(Stored data)

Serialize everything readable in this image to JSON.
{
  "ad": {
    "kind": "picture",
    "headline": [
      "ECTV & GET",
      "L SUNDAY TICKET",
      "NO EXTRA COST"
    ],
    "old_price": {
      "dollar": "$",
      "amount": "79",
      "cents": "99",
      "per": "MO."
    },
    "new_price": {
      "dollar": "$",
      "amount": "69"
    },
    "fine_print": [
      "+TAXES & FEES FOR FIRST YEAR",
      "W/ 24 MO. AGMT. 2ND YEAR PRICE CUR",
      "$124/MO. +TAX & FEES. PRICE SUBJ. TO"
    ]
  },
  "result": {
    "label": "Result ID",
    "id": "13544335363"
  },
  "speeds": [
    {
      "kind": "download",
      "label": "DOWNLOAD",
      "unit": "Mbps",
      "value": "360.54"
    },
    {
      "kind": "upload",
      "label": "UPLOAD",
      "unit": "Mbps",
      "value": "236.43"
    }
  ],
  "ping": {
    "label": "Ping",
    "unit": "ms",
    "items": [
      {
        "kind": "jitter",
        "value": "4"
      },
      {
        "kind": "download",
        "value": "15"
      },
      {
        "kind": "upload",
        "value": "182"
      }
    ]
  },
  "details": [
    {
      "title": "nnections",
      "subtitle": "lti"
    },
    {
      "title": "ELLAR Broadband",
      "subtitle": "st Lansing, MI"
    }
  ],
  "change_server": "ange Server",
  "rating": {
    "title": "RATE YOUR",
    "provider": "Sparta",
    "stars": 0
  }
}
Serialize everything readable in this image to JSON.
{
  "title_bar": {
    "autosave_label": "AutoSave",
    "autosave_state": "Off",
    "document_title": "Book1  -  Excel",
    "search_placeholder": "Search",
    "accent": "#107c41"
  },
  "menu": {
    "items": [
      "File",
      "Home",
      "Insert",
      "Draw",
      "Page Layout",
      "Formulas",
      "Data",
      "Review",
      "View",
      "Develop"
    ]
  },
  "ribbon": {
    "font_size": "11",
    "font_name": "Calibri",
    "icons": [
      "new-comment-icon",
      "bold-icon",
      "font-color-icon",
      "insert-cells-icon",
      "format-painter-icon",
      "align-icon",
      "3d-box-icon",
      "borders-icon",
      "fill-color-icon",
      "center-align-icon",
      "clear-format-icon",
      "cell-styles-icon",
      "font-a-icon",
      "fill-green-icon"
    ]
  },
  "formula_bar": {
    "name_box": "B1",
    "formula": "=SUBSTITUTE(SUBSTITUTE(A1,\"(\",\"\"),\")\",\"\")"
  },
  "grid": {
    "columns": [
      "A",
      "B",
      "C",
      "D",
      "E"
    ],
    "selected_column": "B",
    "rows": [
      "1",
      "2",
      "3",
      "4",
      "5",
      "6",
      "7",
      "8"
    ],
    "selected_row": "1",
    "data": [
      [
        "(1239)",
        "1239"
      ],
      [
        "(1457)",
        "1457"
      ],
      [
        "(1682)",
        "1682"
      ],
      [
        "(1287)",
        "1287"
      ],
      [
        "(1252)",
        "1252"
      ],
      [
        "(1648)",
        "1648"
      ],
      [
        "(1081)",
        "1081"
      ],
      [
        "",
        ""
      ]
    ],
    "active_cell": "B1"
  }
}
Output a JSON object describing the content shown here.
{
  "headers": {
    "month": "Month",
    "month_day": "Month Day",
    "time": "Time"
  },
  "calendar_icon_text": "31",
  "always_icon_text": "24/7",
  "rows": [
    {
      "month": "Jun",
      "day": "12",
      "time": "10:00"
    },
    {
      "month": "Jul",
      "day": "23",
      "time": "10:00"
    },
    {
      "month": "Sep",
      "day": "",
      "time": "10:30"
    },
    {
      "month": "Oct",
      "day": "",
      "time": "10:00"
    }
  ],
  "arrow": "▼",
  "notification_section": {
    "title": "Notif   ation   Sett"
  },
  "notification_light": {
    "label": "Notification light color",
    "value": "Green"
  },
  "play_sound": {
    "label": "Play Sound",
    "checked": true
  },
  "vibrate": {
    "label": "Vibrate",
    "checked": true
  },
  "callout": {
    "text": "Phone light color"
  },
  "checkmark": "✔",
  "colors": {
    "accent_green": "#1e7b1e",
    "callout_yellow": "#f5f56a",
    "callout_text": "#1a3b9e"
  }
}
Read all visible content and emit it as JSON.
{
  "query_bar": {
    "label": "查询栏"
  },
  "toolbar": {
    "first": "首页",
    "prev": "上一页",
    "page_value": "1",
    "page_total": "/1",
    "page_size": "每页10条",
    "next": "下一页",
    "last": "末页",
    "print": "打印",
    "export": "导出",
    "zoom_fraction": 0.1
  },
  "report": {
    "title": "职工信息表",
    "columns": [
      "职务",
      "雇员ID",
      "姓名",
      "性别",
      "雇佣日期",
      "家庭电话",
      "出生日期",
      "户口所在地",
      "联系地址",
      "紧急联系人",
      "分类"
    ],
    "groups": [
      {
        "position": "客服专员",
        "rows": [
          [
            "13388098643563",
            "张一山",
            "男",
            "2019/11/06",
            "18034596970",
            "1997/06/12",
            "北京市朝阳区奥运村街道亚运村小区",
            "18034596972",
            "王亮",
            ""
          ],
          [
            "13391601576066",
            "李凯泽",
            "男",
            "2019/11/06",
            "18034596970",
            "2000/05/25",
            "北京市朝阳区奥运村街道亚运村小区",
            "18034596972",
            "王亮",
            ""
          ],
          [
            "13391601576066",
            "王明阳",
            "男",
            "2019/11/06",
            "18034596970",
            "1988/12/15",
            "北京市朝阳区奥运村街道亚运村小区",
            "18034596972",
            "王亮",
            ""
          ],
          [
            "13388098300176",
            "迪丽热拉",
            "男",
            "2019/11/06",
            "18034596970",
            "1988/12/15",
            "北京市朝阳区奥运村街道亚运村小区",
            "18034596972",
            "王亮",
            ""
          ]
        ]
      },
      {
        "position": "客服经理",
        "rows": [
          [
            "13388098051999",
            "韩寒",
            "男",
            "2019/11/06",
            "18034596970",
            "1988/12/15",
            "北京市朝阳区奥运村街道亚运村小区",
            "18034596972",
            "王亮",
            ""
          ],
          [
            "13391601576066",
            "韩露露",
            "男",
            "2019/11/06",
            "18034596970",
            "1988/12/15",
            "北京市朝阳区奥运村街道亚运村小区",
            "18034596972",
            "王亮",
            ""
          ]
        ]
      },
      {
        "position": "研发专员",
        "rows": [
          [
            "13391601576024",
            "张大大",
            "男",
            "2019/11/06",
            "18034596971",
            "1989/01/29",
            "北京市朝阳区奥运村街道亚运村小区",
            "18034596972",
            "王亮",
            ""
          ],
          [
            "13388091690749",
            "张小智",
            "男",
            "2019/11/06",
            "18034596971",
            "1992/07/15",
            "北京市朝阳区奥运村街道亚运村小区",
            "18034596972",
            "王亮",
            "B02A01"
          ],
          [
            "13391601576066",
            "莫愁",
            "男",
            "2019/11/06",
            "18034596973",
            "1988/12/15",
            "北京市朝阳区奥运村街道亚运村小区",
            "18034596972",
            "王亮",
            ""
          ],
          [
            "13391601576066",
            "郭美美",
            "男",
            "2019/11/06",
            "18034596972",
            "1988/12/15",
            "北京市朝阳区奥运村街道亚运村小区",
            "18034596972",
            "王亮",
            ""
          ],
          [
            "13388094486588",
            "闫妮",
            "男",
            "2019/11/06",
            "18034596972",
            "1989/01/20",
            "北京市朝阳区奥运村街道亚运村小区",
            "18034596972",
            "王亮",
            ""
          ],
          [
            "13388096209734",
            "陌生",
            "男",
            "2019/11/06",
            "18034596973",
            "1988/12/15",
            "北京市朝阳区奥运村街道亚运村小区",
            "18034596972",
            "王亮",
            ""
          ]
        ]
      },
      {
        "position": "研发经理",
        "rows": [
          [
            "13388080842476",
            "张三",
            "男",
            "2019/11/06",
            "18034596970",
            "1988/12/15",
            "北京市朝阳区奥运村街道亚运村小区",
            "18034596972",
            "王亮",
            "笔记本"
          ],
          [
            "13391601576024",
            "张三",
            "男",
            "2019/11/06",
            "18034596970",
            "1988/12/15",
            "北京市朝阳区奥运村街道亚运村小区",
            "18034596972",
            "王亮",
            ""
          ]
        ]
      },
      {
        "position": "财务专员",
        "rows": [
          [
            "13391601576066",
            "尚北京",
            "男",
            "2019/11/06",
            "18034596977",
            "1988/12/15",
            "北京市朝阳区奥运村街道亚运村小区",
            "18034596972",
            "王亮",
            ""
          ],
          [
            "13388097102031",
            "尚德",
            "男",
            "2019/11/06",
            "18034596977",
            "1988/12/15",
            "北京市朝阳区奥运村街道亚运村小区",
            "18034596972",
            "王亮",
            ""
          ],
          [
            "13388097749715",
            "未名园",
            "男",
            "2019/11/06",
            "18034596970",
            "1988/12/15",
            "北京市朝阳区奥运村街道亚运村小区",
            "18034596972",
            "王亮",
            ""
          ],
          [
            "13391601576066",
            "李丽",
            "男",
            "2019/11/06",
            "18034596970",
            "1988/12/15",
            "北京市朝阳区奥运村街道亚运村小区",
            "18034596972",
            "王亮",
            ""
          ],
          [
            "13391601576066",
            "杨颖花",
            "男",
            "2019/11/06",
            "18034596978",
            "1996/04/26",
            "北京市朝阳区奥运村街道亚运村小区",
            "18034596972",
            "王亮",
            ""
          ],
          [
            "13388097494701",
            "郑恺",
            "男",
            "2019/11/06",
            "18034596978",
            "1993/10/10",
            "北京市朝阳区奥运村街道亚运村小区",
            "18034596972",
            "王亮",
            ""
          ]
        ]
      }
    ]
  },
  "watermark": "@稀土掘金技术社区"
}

→ **EXERCISE BRIEF**: Collect every line from the records above that contains the word "YEAR".

→ **SOLUTION TO THIS EXERCISE**:
      "+TAXES & FEES FOR FIRST YEAR",
      "W/ 24 MO. AGMT. 2ND YEAR PRICE CUR",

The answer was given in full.